▶ **YOUR OBJECTIVE**:
Reproduce verbatim the lines that begin with the one containing "i need the location" and end with the one containing "municipality-name: San Joaquín", including both of those lines and nothing else.

▶ **DATA PROVIDED**:
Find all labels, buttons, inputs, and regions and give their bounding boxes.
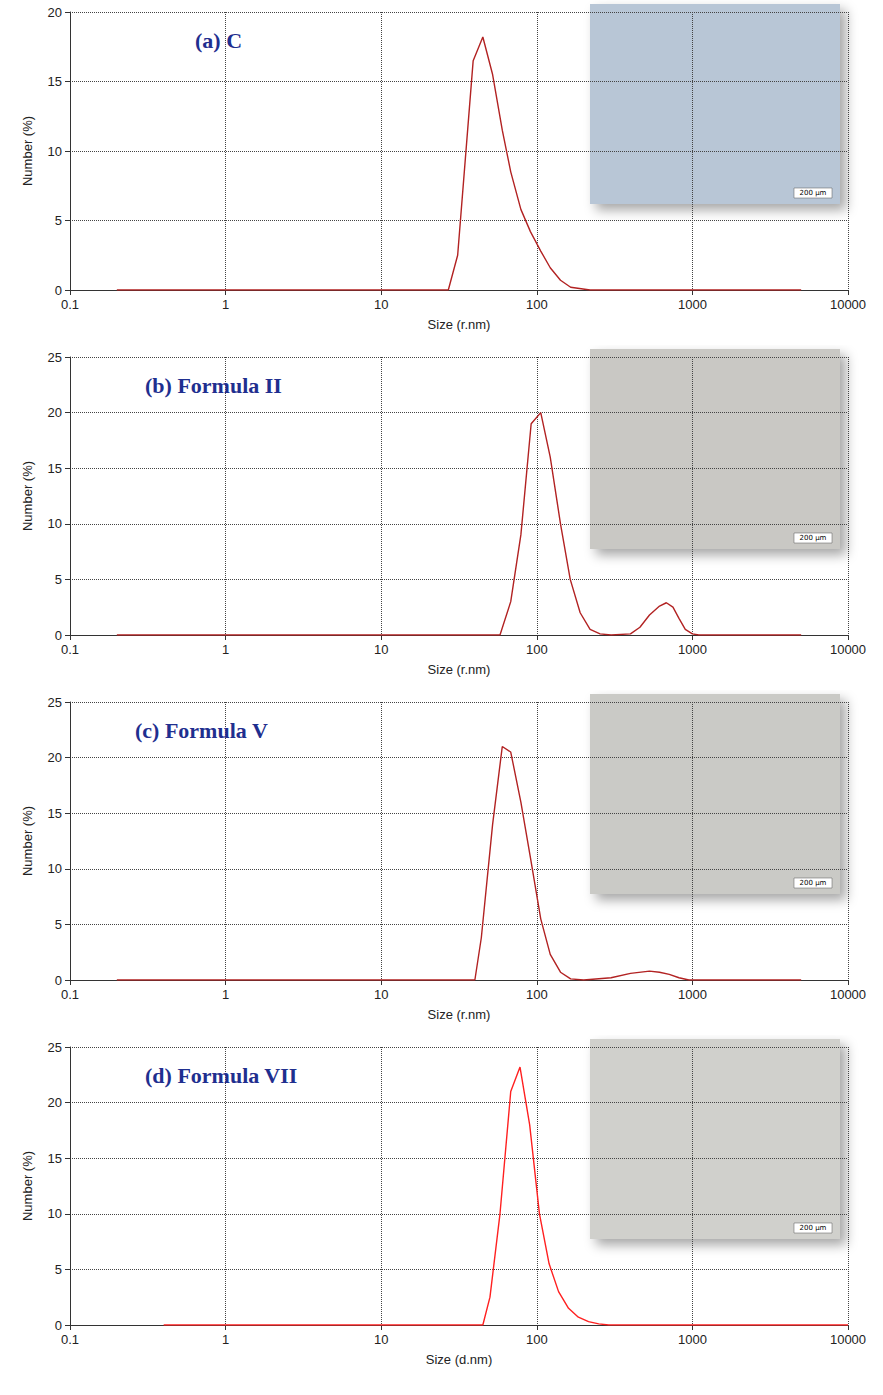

==

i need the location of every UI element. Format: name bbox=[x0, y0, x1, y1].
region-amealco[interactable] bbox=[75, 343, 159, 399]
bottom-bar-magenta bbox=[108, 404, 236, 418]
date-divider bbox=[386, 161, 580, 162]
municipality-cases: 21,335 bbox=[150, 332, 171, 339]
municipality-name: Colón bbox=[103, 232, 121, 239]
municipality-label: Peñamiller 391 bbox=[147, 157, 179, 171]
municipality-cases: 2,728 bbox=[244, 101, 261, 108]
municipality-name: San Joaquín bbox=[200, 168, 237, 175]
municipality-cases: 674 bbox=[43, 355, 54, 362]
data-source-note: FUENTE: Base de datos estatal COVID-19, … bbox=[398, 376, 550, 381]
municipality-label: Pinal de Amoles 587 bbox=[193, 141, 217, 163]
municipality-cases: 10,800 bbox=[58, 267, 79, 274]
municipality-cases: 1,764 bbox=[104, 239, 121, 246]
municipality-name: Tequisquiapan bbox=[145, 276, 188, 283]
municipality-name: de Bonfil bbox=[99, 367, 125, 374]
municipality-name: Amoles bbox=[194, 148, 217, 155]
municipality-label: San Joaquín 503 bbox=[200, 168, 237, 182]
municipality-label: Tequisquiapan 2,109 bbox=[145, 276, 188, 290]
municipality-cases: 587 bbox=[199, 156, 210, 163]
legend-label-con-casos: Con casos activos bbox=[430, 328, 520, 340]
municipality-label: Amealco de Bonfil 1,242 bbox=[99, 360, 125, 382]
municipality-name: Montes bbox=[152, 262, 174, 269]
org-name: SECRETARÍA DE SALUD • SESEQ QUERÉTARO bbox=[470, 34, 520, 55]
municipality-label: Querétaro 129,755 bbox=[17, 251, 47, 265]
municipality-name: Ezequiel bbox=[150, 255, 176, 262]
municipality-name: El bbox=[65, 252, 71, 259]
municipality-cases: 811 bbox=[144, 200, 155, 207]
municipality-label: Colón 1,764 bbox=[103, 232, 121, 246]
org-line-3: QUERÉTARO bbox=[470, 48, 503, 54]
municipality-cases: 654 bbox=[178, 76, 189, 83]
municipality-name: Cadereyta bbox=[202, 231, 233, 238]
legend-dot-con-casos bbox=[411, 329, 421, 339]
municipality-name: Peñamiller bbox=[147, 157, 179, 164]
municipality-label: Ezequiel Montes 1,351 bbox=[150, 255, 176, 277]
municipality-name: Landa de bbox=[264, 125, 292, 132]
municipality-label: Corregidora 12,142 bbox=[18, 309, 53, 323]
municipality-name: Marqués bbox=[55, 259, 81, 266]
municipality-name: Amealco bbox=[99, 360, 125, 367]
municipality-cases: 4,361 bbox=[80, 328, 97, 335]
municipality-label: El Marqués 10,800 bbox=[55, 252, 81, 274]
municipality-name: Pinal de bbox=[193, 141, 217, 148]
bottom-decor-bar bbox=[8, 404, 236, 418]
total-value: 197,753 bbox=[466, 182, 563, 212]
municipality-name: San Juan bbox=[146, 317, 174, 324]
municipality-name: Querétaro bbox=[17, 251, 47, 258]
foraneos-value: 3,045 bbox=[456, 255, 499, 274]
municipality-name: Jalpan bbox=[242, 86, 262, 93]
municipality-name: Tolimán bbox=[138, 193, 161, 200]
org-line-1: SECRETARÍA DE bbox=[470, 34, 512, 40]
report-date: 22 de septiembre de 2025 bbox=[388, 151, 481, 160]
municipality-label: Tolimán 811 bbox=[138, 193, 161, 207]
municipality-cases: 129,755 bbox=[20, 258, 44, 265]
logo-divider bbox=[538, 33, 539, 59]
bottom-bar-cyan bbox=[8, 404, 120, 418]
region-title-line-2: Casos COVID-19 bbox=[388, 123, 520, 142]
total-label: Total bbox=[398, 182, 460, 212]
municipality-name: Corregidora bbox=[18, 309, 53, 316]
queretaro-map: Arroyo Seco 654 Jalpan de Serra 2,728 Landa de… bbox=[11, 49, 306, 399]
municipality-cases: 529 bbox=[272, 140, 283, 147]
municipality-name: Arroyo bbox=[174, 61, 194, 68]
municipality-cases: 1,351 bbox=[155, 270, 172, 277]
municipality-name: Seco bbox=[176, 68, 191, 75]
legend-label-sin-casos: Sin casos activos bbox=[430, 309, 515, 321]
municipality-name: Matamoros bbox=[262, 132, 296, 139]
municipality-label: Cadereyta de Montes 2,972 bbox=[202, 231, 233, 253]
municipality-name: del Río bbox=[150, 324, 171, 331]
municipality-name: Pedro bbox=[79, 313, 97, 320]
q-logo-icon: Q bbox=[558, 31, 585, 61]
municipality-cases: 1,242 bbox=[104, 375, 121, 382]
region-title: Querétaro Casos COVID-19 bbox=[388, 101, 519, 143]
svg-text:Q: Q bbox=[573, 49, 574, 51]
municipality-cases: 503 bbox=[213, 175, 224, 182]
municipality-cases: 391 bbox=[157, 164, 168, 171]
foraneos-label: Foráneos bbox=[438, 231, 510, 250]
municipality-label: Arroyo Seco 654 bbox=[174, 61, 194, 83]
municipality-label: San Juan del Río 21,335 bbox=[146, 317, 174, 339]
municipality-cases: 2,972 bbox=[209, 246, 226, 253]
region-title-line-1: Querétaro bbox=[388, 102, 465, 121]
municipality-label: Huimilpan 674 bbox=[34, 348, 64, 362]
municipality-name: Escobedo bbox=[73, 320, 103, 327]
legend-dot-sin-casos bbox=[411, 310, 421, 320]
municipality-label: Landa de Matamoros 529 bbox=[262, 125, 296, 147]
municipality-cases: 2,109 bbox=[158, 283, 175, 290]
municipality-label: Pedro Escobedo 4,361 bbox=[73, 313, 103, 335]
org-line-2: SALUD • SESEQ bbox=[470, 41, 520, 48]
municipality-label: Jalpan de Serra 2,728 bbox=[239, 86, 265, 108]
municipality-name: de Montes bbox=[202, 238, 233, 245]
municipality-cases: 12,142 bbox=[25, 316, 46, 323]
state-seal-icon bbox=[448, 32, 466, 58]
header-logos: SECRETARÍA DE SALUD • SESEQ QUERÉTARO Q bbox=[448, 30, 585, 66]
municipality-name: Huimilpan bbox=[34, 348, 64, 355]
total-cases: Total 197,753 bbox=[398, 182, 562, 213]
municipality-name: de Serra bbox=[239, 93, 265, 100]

▶ **OUTPUT FOR THIS TASK**:
i need the location of every UI element. Format: name bbox=[x0, y0, x1, y1].
region-amealco[interactable] bbox=[75, 343, 159, 399]
bottom-bar-magenta bbox=[108, 404, 236, 418]
date-divider bbox=[386, 161, 580, 162]
municipality-cases: 21,335 bbox=[150, 332, 171, 339]
municipality-name: Colón bbox=[103, 232, 121, 239]
municipality-label: Peñamiller 391 bbox=[147, 157, 179, 171]
municipality-cases: 2,728 bbox=[244, 101, 261, 108]
municipality-name: San Joaquín bbox=[200, 168, 237, 175]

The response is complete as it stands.